> Dataset items
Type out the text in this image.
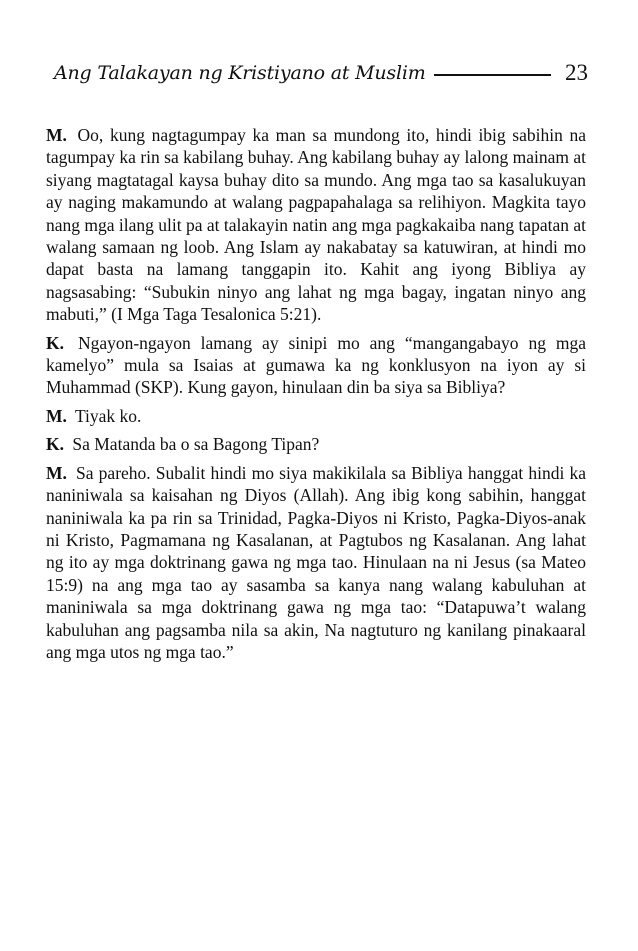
Ang Talakayan ng Kristiyano at Muslim	23

M. Oo, kung nagtagumpay ka man sa mundong ito, hindi ibig sabihin na tagumpay ka rin sa kabilang buhay. Ang kabilang buhay ay lalong mainam at siyang magtatagal kaysa buhay dito sa mundo. Ang mga tao sa kasalukuyan ay naging makamundo at walang pagpapahalaga sa relihiyon. Magkita tayo nang mga ilang ulit pa at talakayin natin ang mga pagkakaiba nang tapatan at walang samaan ng loob. Ang Islam ay nakabatay sa katuwiran, at hindi mo dapat basta na lamang tanggapin ito. Kahit ang iyong Bibliya ay nagsasabing: “Subukin ninyo ang lahat ng mga bagay, ingatan ninyo ang mabuti,” (I Mga Taga Tesalonica 5:21).

K. Ngayon-ngayon lamang ay sinipi mo ang “mangangabayo ng mga kamelyo” mula sa Isaias at gumawa ka ng konklusyon na iyon ay si Muhammad (SKP). Kung gayon, hinulaan din ba siya sa Bibliya?

M. Tiyak ko.

K. Sa Matanda ba o sa Bagong Tipan?

M. Sa pareho. Subalit hindi mo siya makikilala sa Bibliya hanggat hindi ka naniniwala sa kaisahan ng Diyos (Allah). Ang ibig kong sabihin, hanggat naniniwala ka pa rin sa Trinidad, Pagka-Diyos ni Kristo, Pagka-Diyos-anak ni Kristo, Pagmamana ng Kasalanan, at Pagtubos ng Kasalanan. Ang lahat ng ito ay mga doktrinang gawa ng mga tao. Hinulaan na ni Jesus (sa Mateo 15:9) na ang mga tao ay sasamba sa kanya nang walang kabuluhan at maniniwala sa mga doktrinang gawa ng mga tao: “Datapuwa’t walang kabuluhan ang pagsamba nila sa akin, Na nagtuturo ng kanilang pinakaaral ang mga utos ng mga tao.”
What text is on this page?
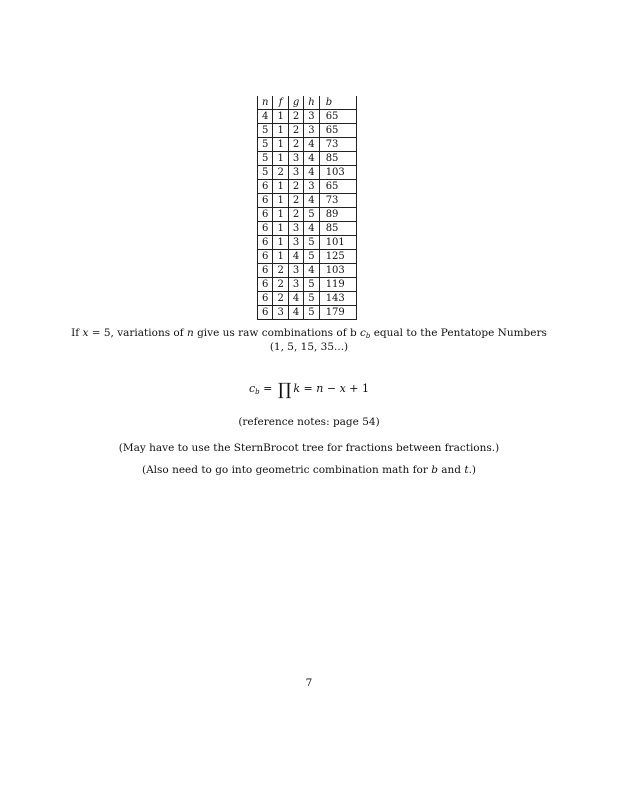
n	f	g	h	b
4	1	2	3	65
5	1	2	3	65
5	1	2	4	73
5	1	3	4	85
5	2	3	4	103
6	1	2	3	65
6	1	2	4	73
6	1	2	5	89
6	1	3	4	85
6	1	3	5	101
6	1	4	5	125
6	2	3	4	103
6	2	3	5	119
6	2	4	5	143
6	3	4	5	179
If x = 5, variations of n give us raw combinations of b $c_b$ equal to the Pentatope Numbers
(1, 5, 15, 35...)
$c_b$ = ∏ k = n − x + 1
(reference notes: page 54)
(May have to use the SternBrocot tree for fractions between fractions.)
(Also need to go into geometric combination math for b and t.)
7
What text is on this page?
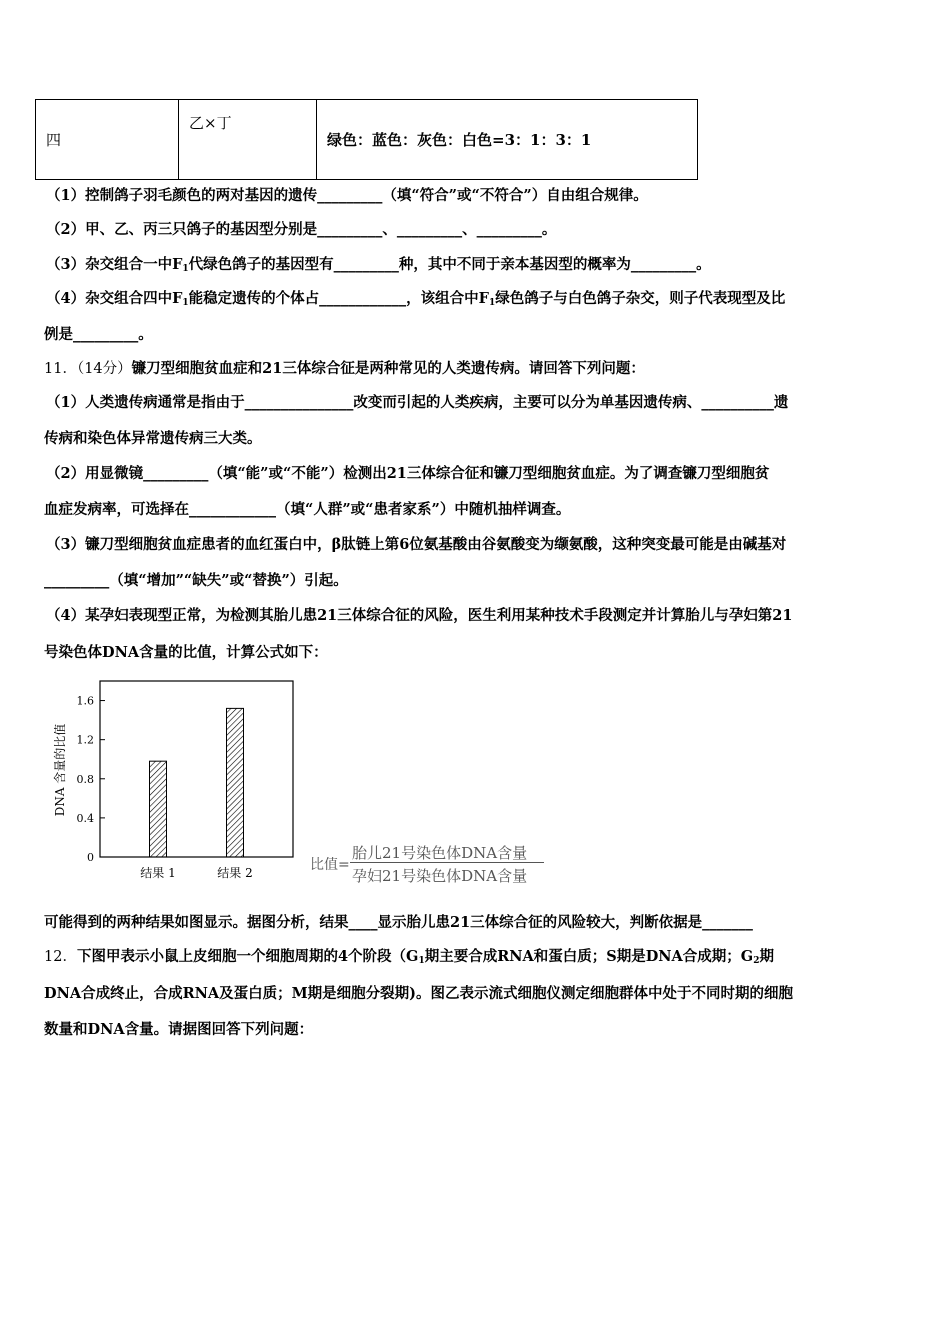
四	乙×丁	绿色：蓝色：灰色：白色=3：1：3：1
（1）控制鸽子羽毛颜色的两对基因的遗传_________（填“符合”或“不符合”）自由组合规律。
（2）甲、乙、丙三只鸽子的基因型分别是_________、_________、_________。
（3）杂交组合一中$F_1$代绿色鸽子的基因型有_________种，其中不同于亲本基因型的概率为_________。
（4）杂交组合四中$F_1$能稳定遗传的个体占____________，该组合中$F_1$绿色鸽子与白色鸽子杂交，则子代表现型及比
例是_________。
11．（14分）镰刀型细胞贫血症和21三体综合征是两种常见的人类遗传病。请回答下列问题：
（1）人类遗传病通常是指由于_______________改变而引起的人类疾病，主要可以分为单基因遗传病、__________遗
传病和染色体异常遗传病三大类。
（2）用显微镜_________（填“能”或“不能”）检测出21三体综合征和镰刀型细胞贫血症。为了调查镰刀型细胞贫
血症发病率，可选择在____________（填“人群”或“患者家系”）中随机抽样调查。
（3）镰刀型细胞贫血症患者的血红蛋白中，β肽链上第6位氨基酸由谷氨酸变为缬氨酸，这种突变最可能是由碱基对
_________（填“增加”“缺失”或“替换”）引起。
（4）某孕妇表现型正常，为检测其胎儿患21三体综合征的风险，医生利用某种技术手段测定并计算胎儿与孕妇第21
号染色体DNA含量的比值，计算公式如下：
0
0.4
0.8
1.2
1.6
结果 1	结果 2
DNA 含量的比值
比值=
胎儿21号染色体DNA含量
孕妇21号染色体DNA含量
可能得到的两种结果如图显示。据图分析，结果____显示胎儿患21三体综合征的风险较大，判断依据是_______
12．下图甲表示小鼠上皮细胞一个细胞周期的4个阶段（$G_1$期主要合成RNA和蛋白质；S期是DNA合成期；$G_2$期
DNA合成终止，合成RNA及蛋白质；M期是细胞分裂期)。图乙表示流式细胞仪测定细胞群体中处于不同时期的细胞
数量和DNA含量。请据图回答下列问题：
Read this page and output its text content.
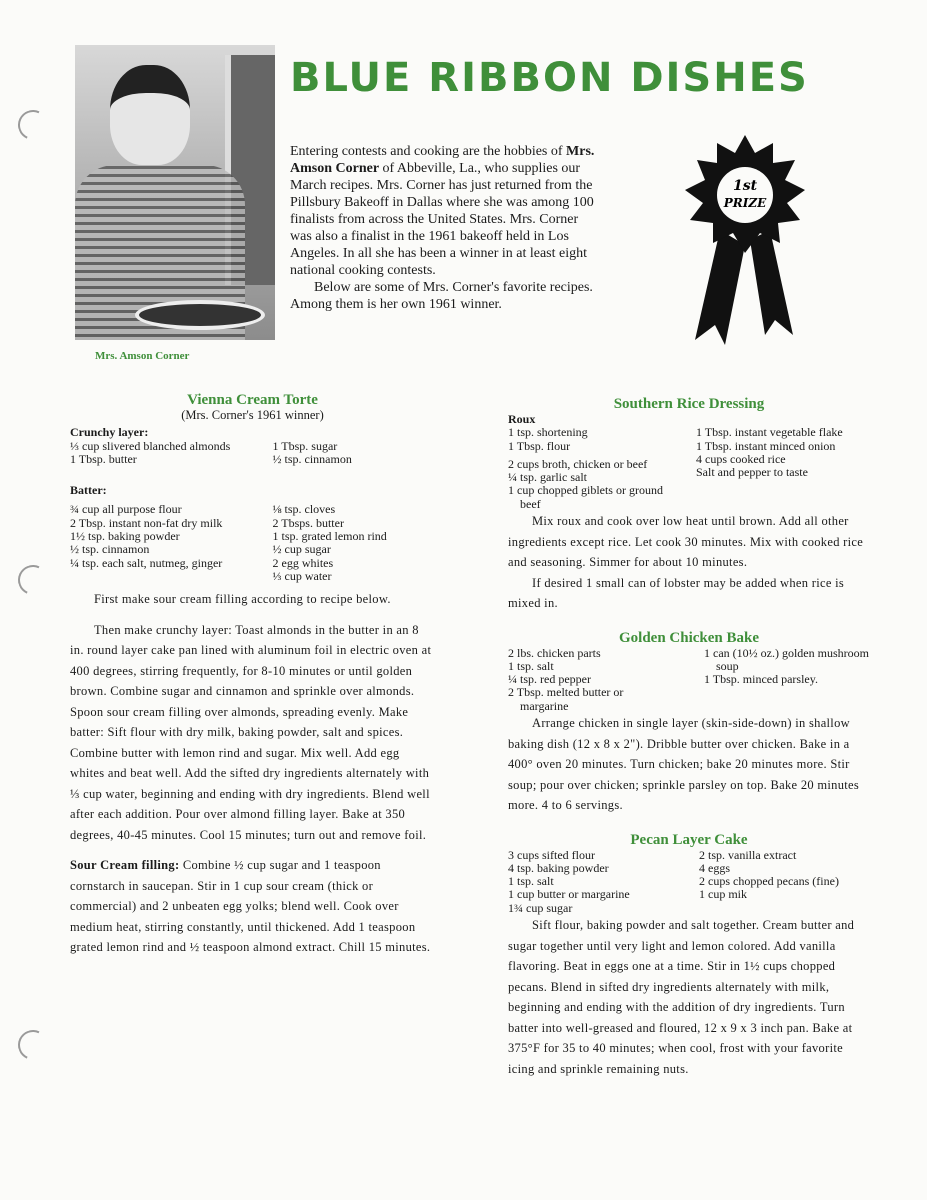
Mrs. Amson Corner
BLUE RIBBON DISHES

Entering contests and cooking are the hobbies of Mrs. Amson Corner of Abbeville, La., who supplies our March recipes. Mrs. Corner has just returned from the Pillsbury Bakeoff in Dallas where she was among 100 finalists from across the United States. Mrs. Corner was also a finalist in the 1961 bakeoff held in Los Angeles. In all she has been a winner in at least eight national cooking contests.

Below are some of Mrs. Corner's favorite recipes. Among them is her own 1961 winner.

1st
PRIZE
Vienna Cream Torte
(Mrs. Corner's 1961 winner)
Crunchy layer:
⅓ cup slivered blanched almonds
1 Tbsp. butter
1 Tbsp. sugar
½ tsp. cinnamon
Batter:
¾ cup all purpose flour
2 Tbsp. instant non-fat dry milk
1½ tsp. baking powder
½ tsp. cinnamon
¼ tsp. each salt, nutmeg, ginger
⅛ tsp. cloves
2 Tbsps. butter
1 tsp. grated lemon rind
½ cup sugar
2 egg whites
⅓ cup water

First make sour cream filling according to recipe below.

Then make crunchy layer: Toast almonds in the butter in an 8 in. round layer cake pan lined with aluminum foil in electric oven at 400 degrees, stirring frequently, for 8-10 minutes or until golden brown. Combine sugar and cinnamon and sprinkle over almonds. Spoon sour cream filling over almonds, spreading evenly. Make batter: Sift flour with dry milk, baking powder, salt and spices. Combine butter with lemon rind and sugar. Mix well. Add egg whites and beat well. Add the sifted dry ingredients alternately with ⅓ cup water, beginning and ending with dry ingredients. Blend well after each addition. Pour over almond filling layer. Bake at 350 degrees, 40-45 minutes. Cool 15 minutes; turn out and remove foil.

Sour Cream filling: Combine ½ cup sugar and 1 teaspoon cornstarch in saucepan. Stir in 1 cup sour cream (thick or commercial) and 2 unbeaten egg yolks; blend well. Cook over medium heat, stirring constantly, until thickened. Add 1 teaspoon grated lemon rind and ½ teaspoon almond extract. Chill 15 minutes.

Southern Rice Dressing
Roux
1 tsp. shortening
1 Tbsp. flour
2 cups broth, chicken or beef
¼ tsp. garlic salt
1 cup chopped giblets or ground beef
1 Tbsp. instant vegetable flake
1 Tbsp. instant minced onion
4 cups cooked rice
Salt and pepper to taste

Mix roux and cook over low heat until brown. Add all other ingredients except rice. Let cook 30 minutes. Mix with cooked rice and seasoning. Simmer for about 10 minutes.

If desired 1 small can of lobster may be added when rice is mixed in.

Golden Chicken Bake
2 lbs. chicken parts
1 tsp. salt
¼ tsp. red pepper
2 Tbsp. melted butter or margarine
1 can (10½ oz.) golden mushroom soup
1 Tbsp. minced parsley.

Arrange chicken in single layer (skin-side-down) in shallow baking dish (12 x 8 x 2"). Dribble butter over chicken. Bake in a 400° oven 20 minutes. Turn chicken; bake 20 minutes more. Stir soup; pour over chicken; sprinkle parsley on top. Bake 20 minutes more. 4 to 6 servings.

Pecan Layer Cake
3 cups sifted flour
4 tsp. baking powder
1 tsp. salt
1 cup butter or margarine
1¾ cup sugar
2 tsp. vanilla extract
4 eggs
2 cups chopped pecans (fine)
1 cup mik

Sift flour, baking powder and salt together. Cream butter and sugar together until very light and lemon colored. Add vanilla flavoring. Beat in eggs one at a time. Stir in 1½ cups chopped pecans. Blend in sifted dry ingredients alternately with milk, beginning and ending with the addition of dry ingredients. Turn batter into well-greased and floured, 12 x 9 x 3 inch pan. Bake at 375°F for 35 to 40 minutes; when cool, frost with your favorite icing and sprinkle remaining nuts.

> Problem to work on
Look through the data above. Copy every line with the string "instant" in it.

> Output for this task
2 Tbsp. instant non-fat dry milk
1 Tbsp. instant vegetable flake
1 Tbsp. instant minced onion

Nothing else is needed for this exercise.